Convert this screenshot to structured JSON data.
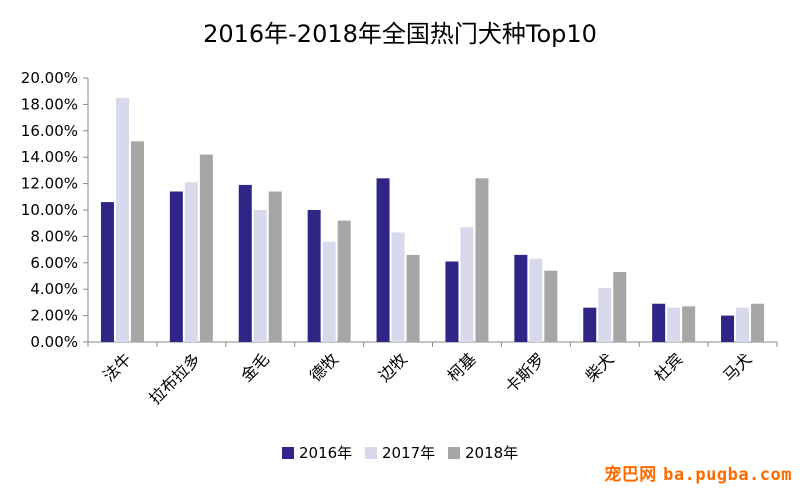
{
  "chart_data": {
    "type": "bar",
    "title": "2016年-2018年全国热门犬种Top10",
    "categories": [
      "法牛",
      "拉布拉多",
      "金毛",
      "德牧",
      "边牧",
      "柯基",
      "卡斯罗",
      "柴犬",
      "杜宾",
      "马犬"
    ],
    "series": [
      {
        "name": "2016年",
        "color": "#2e2586",
        "values": [
          10.6,
          11.4,
          11.9,
          10.0,
          12.4,
          6.1,
          6.6,
          2.6,
          2.9,
          2.0
        ]
      },
      {
        "name": "2017年",
        "color": "#d9d9ee",
        "values": [
          18.5,
          12.1,
          10.0,
          7.6,
          8.3,
          8.7,
          6.3,
          4.1,
          2.6,
          2.6
        ]
      },
      {
        "name": "2018年",
        "color": "#a6a6a6",
        "values": [
          15.2,
          14.2,
          11.4,
          9.2,
          6.6,
          12.4,
          5.4,
          5.3,
          2.7,
          2.9
        ]
      }
    ],
    "ylim": [
      0,
      20
    ],
    "yticks": [
      "0.00%",
      "2.00%",
      "4.00%",
      "6.00%",
      "8.00%",
      "10.00%",
      "12.00%",
      "14.00%",
      "16.00%",
      "18.00%",
      "20.00%"
    ],
    "grid": false,
    "legend": "bottom"
  },
  "watermark": {
    "brand": "宠巴网",
    "domain": "ba.pugba.com"
  }
}
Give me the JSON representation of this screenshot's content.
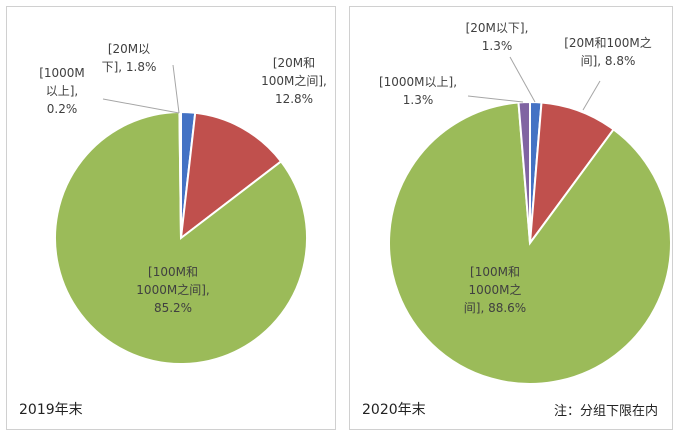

....

◆ Aim of the task: Pull every line holding "color" out of the records.

◆ Solution:
        "color": "#2e2586",
        "color": "#d9d9ee",
        "color": "#a6a6a6",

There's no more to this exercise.